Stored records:

>>>

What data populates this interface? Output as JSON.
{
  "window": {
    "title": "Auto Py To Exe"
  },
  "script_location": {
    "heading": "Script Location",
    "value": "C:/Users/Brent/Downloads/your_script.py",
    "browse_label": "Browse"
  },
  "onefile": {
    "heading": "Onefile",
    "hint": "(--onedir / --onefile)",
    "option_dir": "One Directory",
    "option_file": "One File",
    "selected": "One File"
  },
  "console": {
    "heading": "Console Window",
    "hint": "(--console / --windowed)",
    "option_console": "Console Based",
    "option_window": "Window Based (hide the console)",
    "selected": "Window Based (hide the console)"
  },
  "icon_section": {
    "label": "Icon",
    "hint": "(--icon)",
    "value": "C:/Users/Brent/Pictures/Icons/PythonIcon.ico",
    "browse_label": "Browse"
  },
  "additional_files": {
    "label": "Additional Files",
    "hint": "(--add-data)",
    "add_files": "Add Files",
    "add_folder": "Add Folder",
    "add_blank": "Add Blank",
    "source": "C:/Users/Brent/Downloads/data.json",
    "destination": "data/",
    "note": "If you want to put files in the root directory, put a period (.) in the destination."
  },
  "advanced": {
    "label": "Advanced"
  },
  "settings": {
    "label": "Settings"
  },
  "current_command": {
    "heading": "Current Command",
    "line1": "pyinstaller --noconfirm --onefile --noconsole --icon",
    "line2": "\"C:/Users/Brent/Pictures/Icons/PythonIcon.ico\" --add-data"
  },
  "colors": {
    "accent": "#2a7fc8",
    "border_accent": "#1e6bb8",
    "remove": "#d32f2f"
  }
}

<<<
>>>

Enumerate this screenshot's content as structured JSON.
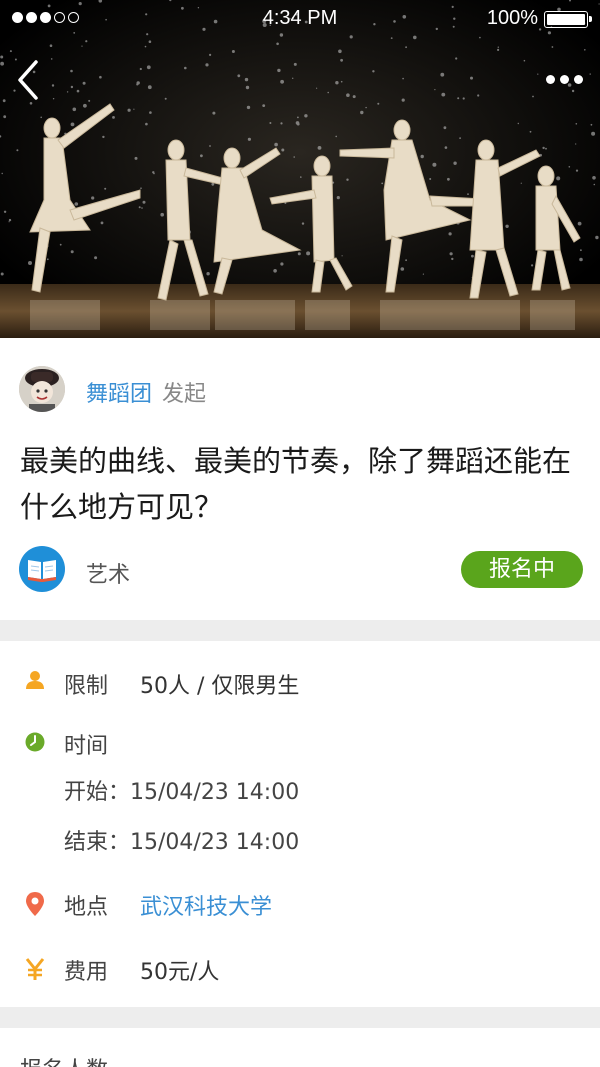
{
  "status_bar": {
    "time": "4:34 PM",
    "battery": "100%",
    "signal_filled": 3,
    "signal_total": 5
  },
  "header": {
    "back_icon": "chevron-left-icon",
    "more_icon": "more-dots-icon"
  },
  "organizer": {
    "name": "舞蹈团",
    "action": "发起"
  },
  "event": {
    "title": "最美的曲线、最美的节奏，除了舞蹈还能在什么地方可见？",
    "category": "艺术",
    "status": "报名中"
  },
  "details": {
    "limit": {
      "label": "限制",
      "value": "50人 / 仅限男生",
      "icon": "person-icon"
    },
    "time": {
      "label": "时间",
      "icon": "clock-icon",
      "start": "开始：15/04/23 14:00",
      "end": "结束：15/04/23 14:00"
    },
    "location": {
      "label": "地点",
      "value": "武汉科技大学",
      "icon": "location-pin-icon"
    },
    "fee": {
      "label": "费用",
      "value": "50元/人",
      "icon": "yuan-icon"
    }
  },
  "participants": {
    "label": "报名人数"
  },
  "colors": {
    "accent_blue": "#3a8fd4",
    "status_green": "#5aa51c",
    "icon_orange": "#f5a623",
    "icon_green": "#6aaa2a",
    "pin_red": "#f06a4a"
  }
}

<<<

» **Task**
Pull every line holding "Icons" out of the records.

» **Exercise result**
    "value": "C:/Users/Brent/Pictures/Icons/PythonIcon.ico",
    "line2": "\"C:/Users/Brent/Pictures/Icons/PythonIcon.ico\" --add-data"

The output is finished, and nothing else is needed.